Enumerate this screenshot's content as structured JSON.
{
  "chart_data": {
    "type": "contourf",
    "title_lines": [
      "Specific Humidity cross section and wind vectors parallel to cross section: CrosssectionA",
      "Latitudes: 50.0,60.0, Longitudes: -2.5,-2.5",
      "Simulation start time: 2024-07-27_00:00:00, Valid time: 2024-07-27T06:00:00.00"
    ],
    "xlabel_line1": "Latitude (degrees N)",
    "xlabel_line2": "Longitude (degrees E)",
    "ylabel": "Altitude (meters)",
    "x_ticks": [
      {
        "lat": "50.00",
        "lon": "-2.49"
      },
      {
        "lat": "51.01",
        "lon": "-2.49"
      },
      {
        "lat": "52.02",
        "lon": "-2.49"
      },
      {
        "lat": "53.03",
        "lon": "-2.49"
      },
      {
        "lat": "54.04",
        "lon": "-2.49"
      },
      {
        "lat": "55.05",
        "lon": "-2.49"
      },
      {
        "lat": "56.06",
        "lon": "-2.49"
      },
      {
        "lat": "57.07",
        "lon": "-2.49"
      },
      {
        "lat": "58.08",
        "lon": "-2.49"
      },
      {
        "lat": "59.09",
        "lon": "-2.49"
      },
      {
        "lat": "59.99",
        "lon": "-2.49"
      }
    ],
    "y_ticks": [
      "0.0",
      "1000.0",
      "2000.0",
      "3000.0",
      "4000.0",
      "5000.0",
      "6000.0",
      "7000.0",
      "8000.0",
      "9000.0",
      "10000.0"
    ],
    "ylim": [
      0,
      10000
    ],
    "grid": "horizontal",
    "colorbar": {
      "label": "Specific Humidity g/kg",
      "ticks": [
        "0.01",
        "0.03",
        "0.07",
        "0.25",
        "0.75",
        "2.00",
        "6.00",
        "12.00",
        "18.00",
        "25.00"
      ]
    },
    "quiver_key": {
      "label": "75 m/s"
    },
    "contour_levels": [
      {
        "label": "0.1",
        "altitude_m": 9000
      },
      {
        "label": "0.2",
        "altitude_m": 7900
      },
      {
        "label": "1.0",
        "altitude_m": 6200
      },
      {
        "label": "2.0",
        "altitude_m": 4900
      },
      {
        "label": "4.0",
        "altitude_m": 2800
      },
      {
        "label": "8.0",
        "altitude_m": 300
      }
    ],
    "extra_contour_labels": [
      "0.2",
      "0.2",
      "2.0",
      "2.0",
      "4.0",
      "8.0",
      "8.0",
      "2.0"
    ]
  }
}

THE TASK
Please quote the data above in full, with no line missing.

REPLY
Enumerate this screenshot's content as structured JSON.
{
  "chart_data": {
    "type": "contourf",
    "title_lines": [
      "Specific Humidity cross section and wind vectors parallel to cross section: CrosssectionA",
      "Latitudes: 50.0,60.0, Longitudes: -2.5,-2.5",
      "Simulation start time: 2024-07-27_00:00:00, Valid time: 2024-07-27T06:00:00.00"
    ],
    "xlabel_line1": "Latitude (degrees N)",
    "xlabel_line2": "Longitude (degrees E)",
    "ylabel": "Altitude (meters)",
    "x_ticks": [
      {
        "lat": "50.00",
        "lon": "-2.49"
      },
      {
        "lat": "51.01",
        "lon": "-2.49"
      },
      {
        "lat": "52.02",
        "lon": "-2.49"
      },
      {
        "lat": "53.03",
        "lon": "-2.49"
      },
      {
        "lat": "54.04",
        "lon": "-2.49"
      },
      {
        "lat": "55.05",
        "lon": "-2.49"
      },
      {
        "lat": "56.06",
        "lon": "-2.49"
      },
      {
        "lat": "57.07",
        "lon": "-2.49"
      },
      {
        "lat": "58.08",
        "lon": "-2.49"
      },
      {
        "lat": "59.09",
        "lon": "-2.49"
      },
      {
        "lat": "59.99",
        "lon": "-2.49"
      }
    ],
    "y_ticks": [
      "0.0",
      "1000.0",
      "2000.0",
      "3000.0",
      "4000.0",
      "5000.0",
      "6000.0",
      "7000.0",
      "8000.0",
      "9000.0",
      "10000.0"
    ],
    "ylim": [
      0,
      10000
    ],
    "grid": "horizontal",
    "colorbar": {
      "label": "Specific Humidity g/kg",
      "ticks": [
        "0.01",
        "0.03",
        "0.07",
        "0.25",
        "0.75",
        "2.00",
        "6.00",
        "12.00",
        "18.00",
        "25.00"
      ]
    },
    "quiver_key": {
      "label": "75 m/s"
    },
    "contour_levels": [
      {
        "label": "0.1",
        "altitude_m": 9000
      },
      {
        "label": "0.2",
        "altitude_m": 7900
      },
      {
        "label": "1.0",
        "altitude_m": 6200
      },
      {
        "label": "2.0",
        "altitude_m": 4900
      },
      {
        "label": "4.0",
        "altitude_m": 2800
      },
      {
        "label": "8.0",
        "altitude_m": 300
      }
    ],
    "extra_contour_labels": [
      "0.2",
      "0.2",
      "2.0",
      "2.0",
      "4.0",
      "8.0",
      "8.0",
      "2.0"
    ]
  }
}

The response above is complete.